== DIRECTIONS FOR THIS TASK ==
Go to the line that contains "Parse this screenshot: output", then write out that line and all that follow to the end of the listing, exactly and without pictures.
((
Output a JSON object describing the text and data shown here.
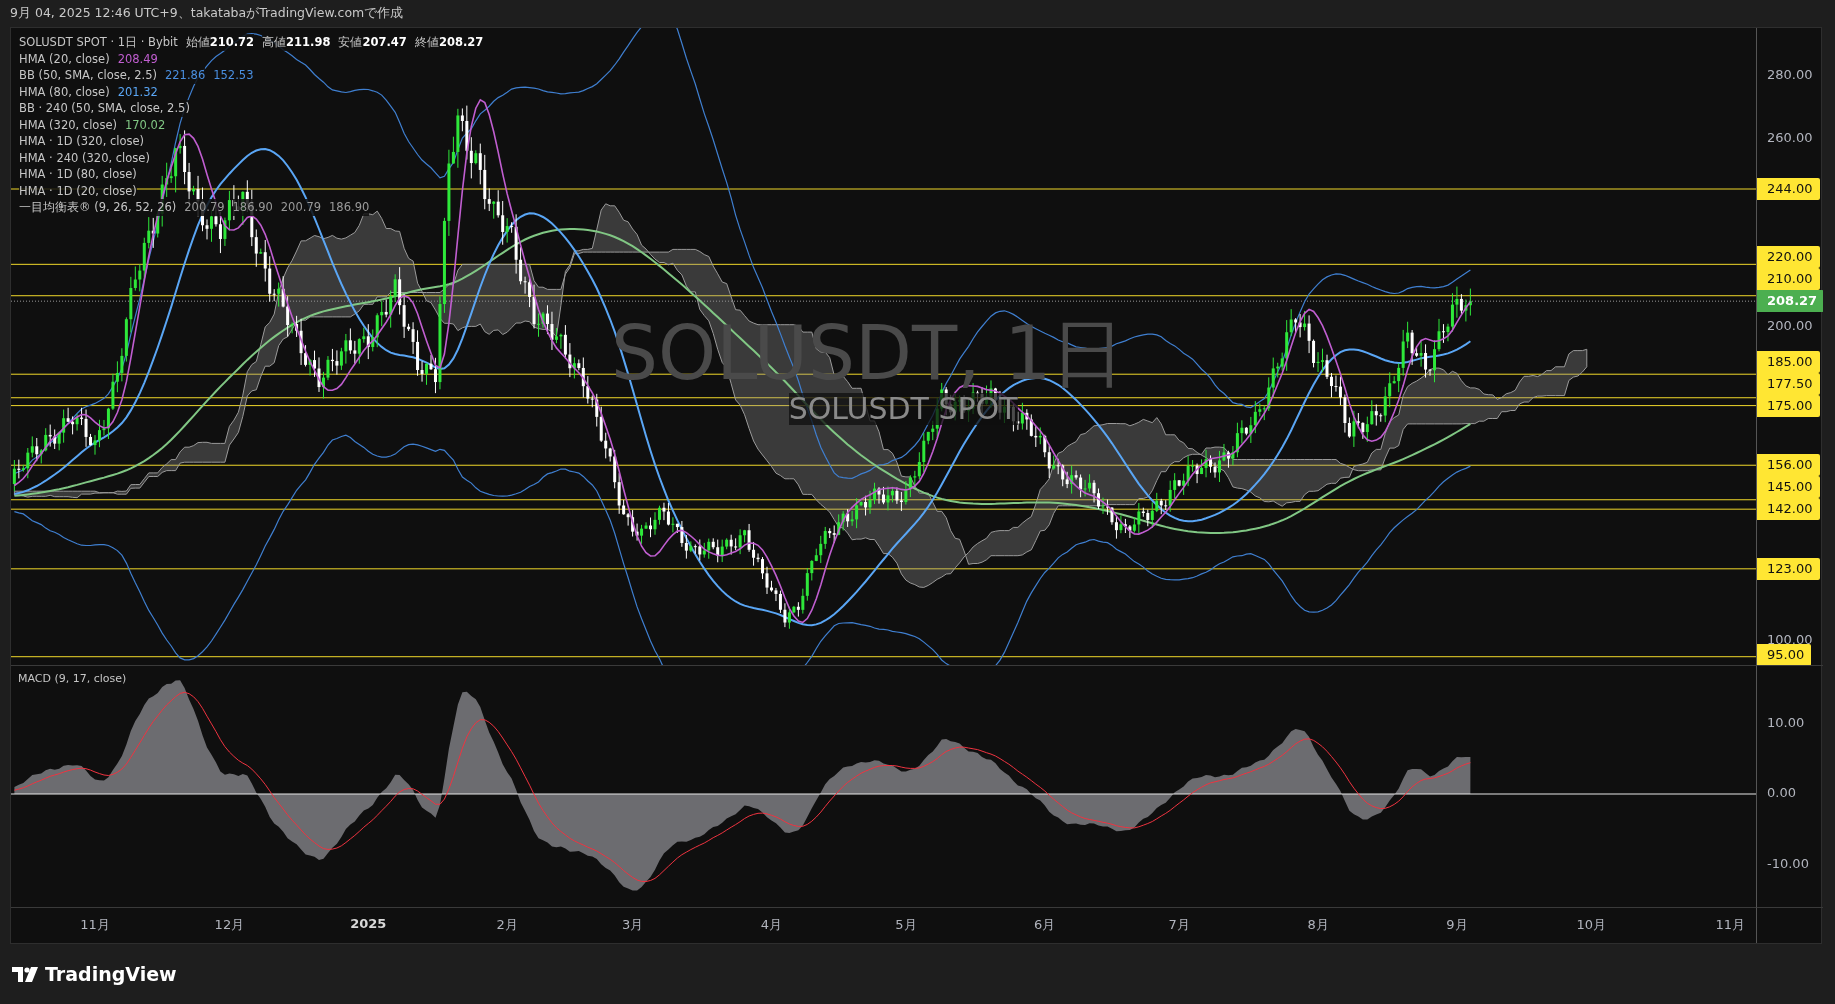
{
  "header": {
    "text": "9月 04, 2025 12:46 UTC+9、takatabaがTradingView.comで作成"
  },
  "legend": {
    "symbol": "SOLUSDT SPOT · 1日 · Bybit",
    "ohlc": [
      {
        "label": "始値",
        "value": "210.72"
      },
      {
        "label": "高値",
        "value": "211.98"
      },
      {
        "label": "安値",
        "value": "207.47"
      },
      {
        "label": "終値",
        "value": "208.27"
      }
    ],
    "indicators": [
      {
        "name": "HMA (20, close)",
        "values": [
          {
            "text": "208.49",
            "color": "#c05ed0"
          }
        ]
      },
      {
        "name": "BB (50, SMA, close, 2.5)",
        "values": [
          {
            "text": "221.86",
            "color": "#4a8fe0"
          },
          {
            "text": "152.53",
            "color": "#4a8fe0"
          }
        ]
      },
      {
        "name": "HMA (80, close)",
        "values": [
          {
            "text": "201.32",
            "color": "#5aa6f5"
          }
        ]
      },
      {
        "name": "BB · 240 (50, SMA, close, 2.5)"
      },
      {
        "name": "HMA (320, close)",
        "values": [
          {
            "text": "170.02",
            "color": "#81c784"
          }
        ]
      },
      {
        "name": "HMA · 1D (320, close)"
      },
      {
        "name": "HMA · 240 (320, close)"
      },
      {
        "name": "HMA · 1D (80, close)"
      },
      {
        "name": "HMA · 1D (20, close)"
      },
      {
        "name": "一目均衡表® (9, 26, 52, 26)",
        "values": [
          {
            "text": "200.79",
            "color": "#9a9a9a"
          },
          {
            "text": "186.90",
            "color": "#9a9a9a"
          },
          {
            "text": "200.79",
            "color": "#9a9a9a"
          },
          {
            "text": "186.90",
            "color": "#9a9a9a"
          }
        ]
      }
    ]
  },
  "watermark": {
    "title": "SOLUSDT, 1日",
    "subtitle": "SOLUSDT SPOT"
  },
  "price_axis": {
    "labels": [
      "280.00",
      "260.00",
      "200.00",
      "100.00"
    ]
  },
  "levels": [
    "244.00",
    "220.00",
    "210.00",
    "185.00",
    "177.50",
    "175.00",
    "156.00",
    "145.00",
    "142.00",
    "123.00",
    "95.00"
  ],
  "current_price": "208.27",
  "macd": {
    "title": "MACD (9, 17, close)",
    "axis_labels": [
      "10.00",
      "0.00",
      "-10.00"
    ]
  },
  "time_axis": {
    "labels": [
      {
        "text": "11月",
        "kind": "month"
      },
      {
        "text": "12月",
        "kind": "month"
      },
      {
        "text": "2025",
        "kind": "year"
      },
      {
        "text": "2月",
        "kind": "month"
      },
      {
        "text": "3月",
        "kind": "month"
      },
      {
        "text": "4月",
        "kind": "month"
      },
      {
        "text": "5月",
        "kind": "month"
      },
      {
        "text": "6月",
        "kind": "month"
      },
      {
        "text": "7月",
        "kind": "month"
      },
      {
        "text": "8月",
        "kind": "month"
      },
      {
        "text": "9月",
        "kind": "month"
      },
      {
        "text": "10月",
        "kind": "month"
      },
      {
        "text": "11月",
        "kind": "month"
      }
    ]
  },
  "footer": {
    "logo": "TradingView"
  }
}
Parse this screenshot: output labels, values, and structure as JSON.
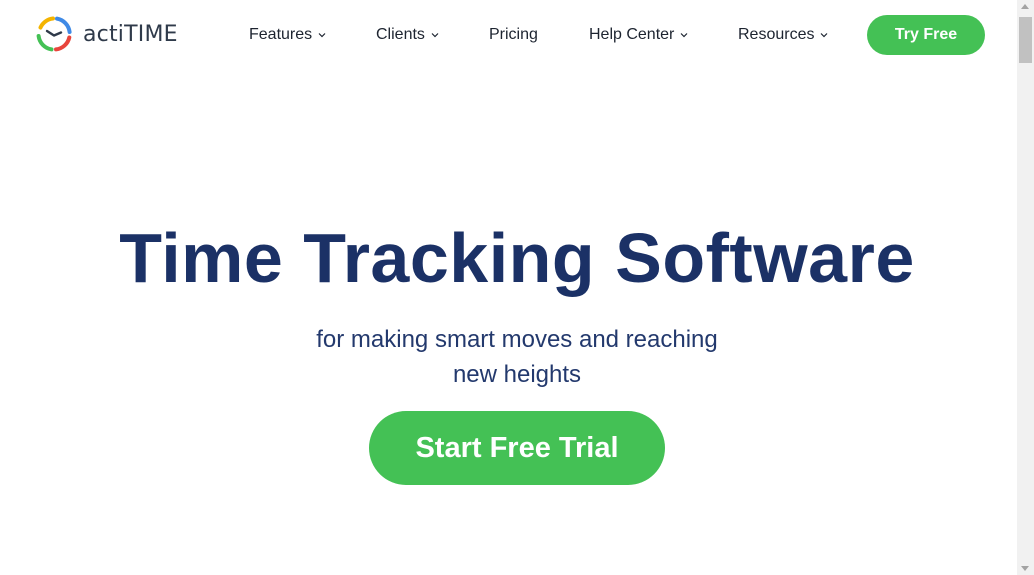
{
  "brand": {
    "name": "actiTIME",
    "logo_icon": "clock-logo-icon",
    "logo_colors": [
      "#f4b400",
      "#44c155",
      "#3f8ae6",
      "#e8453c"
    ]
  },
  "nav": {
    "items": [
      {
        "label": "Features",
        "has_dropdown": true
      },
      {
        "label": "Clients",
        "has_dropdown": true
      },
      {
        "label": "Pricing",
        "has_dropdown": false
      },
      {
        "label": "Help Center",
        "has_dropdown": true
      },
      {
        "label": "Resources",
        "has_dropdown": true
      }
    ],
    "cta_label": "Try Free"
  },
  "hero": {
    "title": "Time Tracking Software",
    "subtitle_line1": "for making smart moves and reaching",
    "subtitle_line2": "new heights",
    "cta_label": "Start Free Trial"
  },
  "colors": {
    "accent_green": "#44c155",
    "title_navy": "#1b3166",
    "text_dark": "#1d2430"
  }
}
))
== SOLVED EXERCISE ==
Parse this screenshot: output labels, values, and structure as JSON.
{
  "brand": {
    "name": "actiTIME",
    "logo_icon": "clock-logo-icon",
    "logo_colors": [
      "#f4b400",
      "#44c155",
      "#3f8ae6",
      "#e8453c"
    ]
  },
  "nav": {
    "items": [
      {
        "label": "Features",
        "has_dropdown": true
      },
      {
        "label": "Clients",
        "has_dropdown": true
      },
      {
        "label": "Pricing",
        "has_dropdown": false
      },
      {
        "label": "Help Center",
        "has_dropdown": true
      },
      {
        "label": "Resources",
        "has_dropdown": true
      }
    ],
    "cta_label": "Try Free"
  },
  "hero": {
    "title": "Time Tracking Software",
    "subtitle_line1": "for making smart moves and reaching",
    "subtitle_line2": "new heights",
    "cta_label": "Start Free Trial"
  },
  "colors": {
    "accent_green": "#44c155",
    "title_navy": "#1b3166",
    "text_dark": "#1d2430"
  }
}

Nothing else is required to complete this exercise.